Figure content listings
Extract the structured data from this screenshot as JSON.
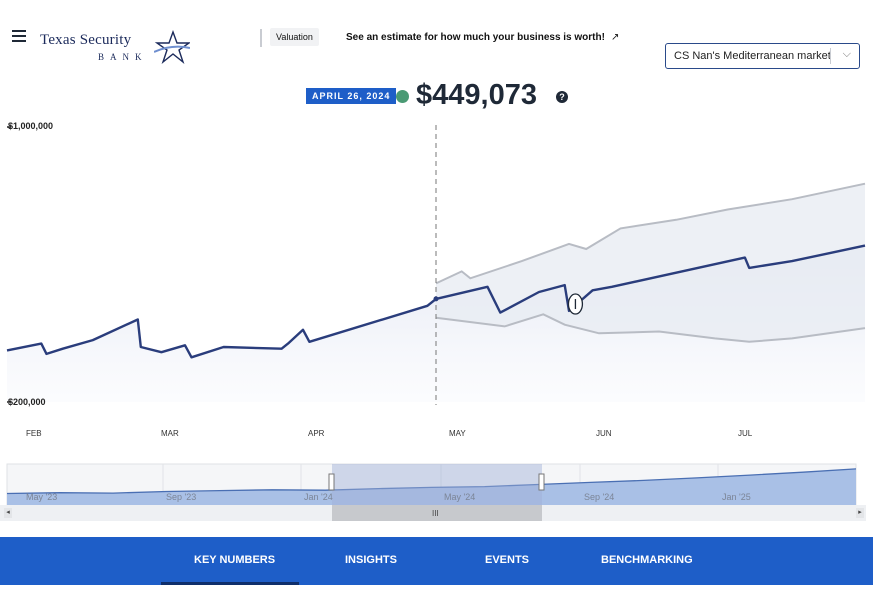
{
  "header": {
    "logo_line1": "Texas Security",
    "logo_line2": "BANK",
    "valuation_tag": "Valuation",
    "promo_text": "See an estimate for how much your business is worth!",
    "promo_arrow": "↗",
    "business_select": {
      "value": "CS Nan's Mediterranean market",
      "chevron": "⌵"
    }
  },
  "summary": {
    "date": "APRIL 26, 2024",
    "value": "$449,073",
    "help": "?",
    "status_color": "#4a9a74"
  },
  "chart_data": {
    "type": "line",
    "y_ticks": [
      "$1,000,000",
      "$200,000"
    ],
    "x_ticks": [
      "FEB",
      "MAR",
      "APR",
      "MAY",
      "JUN",
      "JUL"
    ],
    "ylim": [
      200000,
      1000000
    ],
    "marker_date": "APRIL 26, 2024",
    "series": [
      {
        "kind": "actual",
        "values": [
          [
            0.0,
            350000
          ],
          [
            0.8,
            370000
          ],
          [
            0.92,
            340000
          ],
          [
            1.3,
            355000
          ],
          [
            2.0,
            380000
          ],
          [
            3.05,
            440000
          ],
          [
            3.12,
            360000
          ],
          [
            3.6,
            345000
          ],
          [
            4.15,
            365000
          ],
          [
            4.3,
            330000
          ],
          [
            5.05,
            360000
          ],
          [
            6.4,
            355000
          ],
          [
            6.55,
            370000
          ],
          [
            6.9,
            410000
          ],
          [
            7.05,
            375000
          ],
          [
            9.8,
            480000
          ],
          [
            10.0,
            500000
          ]
        ]
      },
      {
        "kind": "forecast",
        "values": [
          [
            10.0,
            500000
          ],
          [
            11.2,
            535000
          ],
          [
            11.5,
            460000
          ],
          [
            12.4,
            520000
          ],
          [
            13.0,
            540000
          ],
          [
            13.1,
            465000
          ],
          [
            13.65,
            525000
          ],
          [
            14.1,
            535000
          ],
          [
            17.2,
            620000
          ],
          [
            17.3,
            590000
          ],
          [
            18.3,
            610000
          ],
          [
            20.0,
            655000
          ]
        ]
      },
      {
        "kind": "upper",
        "values": [
          [
            10.0,
            545000
          ],
          [
            10.6,
            580000
          ],
          [
            10.8,
            560000
          ],
          [
            12.0,
            610000
          ],
          [
            13.1,
            660000
          ],
          [
            13.5,
            645000
          ],
          [
            14.3,
            705000
          ],
          [
            15.6,
            730000
          ],
          [
            16.8,
            760000
          ],
          [
            18.3,
            790000
          ],
          [
            20.0,
            835000
          ]
        ]
      },
      {
        "kind": "lower",
        "values": [
          [
            10.0,
            445000
          ],
          [
            11.6,
            420000
          ],
          [
            12.5,
            455000
          ],
          [
            13.0,
            425000
          ],
          [
            13.8,
            400000
          ],
          [
            15.2,
            405000
          ],
          [
            16.5,
            385000
          ],
          [
            17.3,
            375000
          ],
          [
            18.3,
            385000
          ],
          [
            20.0,
            415000
          ]
        ]
      }
    ]
  },
  "navigator": {
    "labels": [
      "May '23",
      "Sep '23",
      "Jan '24",
      "May '24",
      "Sep '24",
      "Jan '25"
    ],
    "left_arrow": "◂",
    "right_arrow": "▸",
    "grip": "III",
    "series": [
      [
        0,
        0.28
      ],
      [
        2,
        0.3
      ],
      [
        4,
        0.29
      ],
      [
        6,
        0.33
      ],
      [
        8,
        0.35
      ],
      [
        10,
        0.37
      ],
      [
        12,
        0.36
      ],
      [
        14,
        0.4
      ],
      [
        16,
        0.43
      ],
      [
        18,
        0.45
      ],
      [
        20,
        0.5
      ],
      [
        22,
        0.55
      ],
      [
        24,
        0.6
      ],
      [
        26,
        0.66
      ],
      [
        28,
        0.73
      ],
      [
        30,
        0.8
      ],
      [
        32,
        0.88
      ]
    ]
  },
  "tabs": [
    {
      "label": "KEY NUMBERS",
      "active": true
    },
    {
      "label": "INSIGHTS"
    },
    {
      "label": "EVENTS"
    },
    {
      "label": "BENCHMARKING"
    }
  ],
  "colors": {
    "accent": "#1e5ec8",
    "line": "#2a3d7c",
    "band": "#b8bcc4",
    "tab_underline": "#0f2f6b"
  }
}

WHAT NEEDS TO BE DONE
Output the full set of records above without changing a word, and drop the images.

COMPLETED TASK
Extract the structured data from this screenshot as JSON.
{
  "header": {
    "logo_line1": "Texas Security",
    "logo_line2": "BANK",
    "valuation_tag": "Valuation",
    "promo_text": "See an estimate for how much your business is worth!",
    "promo_arrow": "↗",
    "business_select": {
      "value": "CS Nan's Mediterranean market",
      "chevron": "⌵"
    }
  },
  "summary": {
    "date": "APRIL 26, 2024",
    "value": "$449,073",
    "help": "?",
    "status_color": "#4a9a74"
  },
  "chart_data": {
    "type": "line",
    "y_ticks": [
      "$1,000,000",
      "$200,000"
    ],
    "x_ticks": [
      "FEB",
      "MAR",
      "APR",
      "MAY",
      "JUN",
      "JUL"
    ],
    "ylim": [
      200000,
      1000000
    ],
    "marker_date": "APRIL 26, 2024",
    "series": [
      {
        "kind": "actual",
        "values": [
          [
            0.0,
            350000
          ],
          [
            0.8,
            370000
          ],
          [
            0.92,
            340000
          ],
          [
            1.3,
            355000
          ],
          [
            2.0,
            380000
          ],
          [
            3.05,
            440000
          ],
          [
            3.12,
            360000
          ],
          [
            3.6,
            345000
          ],
          [
            4.15,
            365000
          ],
          [
            4.3,
            330000
          ],
          [
            5.05,
            360000
          ],
          [
            6.4,
            355000
          ],
          [
            6.55,
            370000
          ],
          [
            6.9,
            410000
          ],
          [
            7.05,
            375000
          ],
          [
            9.8,
            480000
          ],
          [
            10.0,
            500000
          ]
        ]
      },
      {
        "kind": "forecast",
        "values": [
          [
            10.0,
            500000
          ],
          [
            11.2,
            535000
          ],
          [
            11.5,
            460000
          ],
          [
            12.4,
            520000
          ],
          [
            13.0,
            540000
          ],
          [
            13.1,
            465000
          ],
          [
            13.65,
            525000
          ],
          [
            14.1,
            535000
          ],
          [
            17.2,
            620000
          ],
          [
            17.3,
            590000
          ],
          [
            18.3,
            610000
          ],
          [
            20.0,
            655000
          ]
        ]
      },
      {
        "kind": "upper",
        "values": [
          [
            10.0,
            545000
          ],
          [
            10.6,
            580000
          ],
          [
            10.8,
            560000
          ],
          [
            12.0,
            610000
          ],
          [
            13.1,
            660000
          ],
          [
            13.5,
            645000
          ],
          [
            14.3,
            705000
          ],
          [
            15.6,
            730000
          ],
          [
            16.8,
            760000
          ],
          [
            18.3,
            790000
          ],
          [
            20.0,
            835000
          ]
        ]
      },
      {
        "kind": "lower",
        "values": [
          [
            10.0,
            445000
          ],
          [
            11.6,
            420000
          ],
          [
            12.5,
            455000
          ],
          [
            13.0,
            425000
          ],
          [
            13.8,
            400000
          ],
          [
            15.2,
            405000
          ],
          [
            16.5,
            385000
          ],
          [
            17.3,
            375000
          ],
          [
            18.3,
            385000
          ],
          [
            20.0,
            415000
          ]
        ]
      }
    ]
  },
  "navigator": {
    "labels": [
      "May '23",
      "Sep '23",
      "Jan '24",
      "May '24",
      "Sep '24",
      "Jan '25"
    ],
    "left_arrow": "◂",
    "right_arrow": "▸",
    "grip": "III",
    "series": [
      [
        0,
        0.28
      ],
      [
        2,
        0.3
      ],
      [
        4,
        0.29
      ],
      [
        6,
        0.33
      ],
      [
        8,
        0.35
      ],
      [
        10,
        0.37
      ],
      [
        12,
        0.36
      ],
      [
        14,
        0.4
      ],
      [
        16,
        0.43
      ],
      [
        18,
        0.45
      ],
      [
        20,
        0.5
      ],
      [
        22,
        0.55
      ],
      [
        24,
        0.6
      ],
      [
        26,
        0.66
      ],
      [
        28,
        0.73
      ],
      [
        30,
        0.8
      ],
      [
        32,
        0.88
      ]
    ]
  },
  "tabs": [
    {
      "label": "KEY NUMBERS",
      "active": true
    },
    {
      "label": "INSIGHTS"
    },
    {
      "label": "EVENTS"
    },
    {
      "label": "BENCHMARKING"
    }
  ],
  "colors": {
    "accent": "#1e5ec8",
    "line": "#2a3d7c",
    "band": "#b8bcc4",
    "tab_underline": "#0f2f6b"
  }
}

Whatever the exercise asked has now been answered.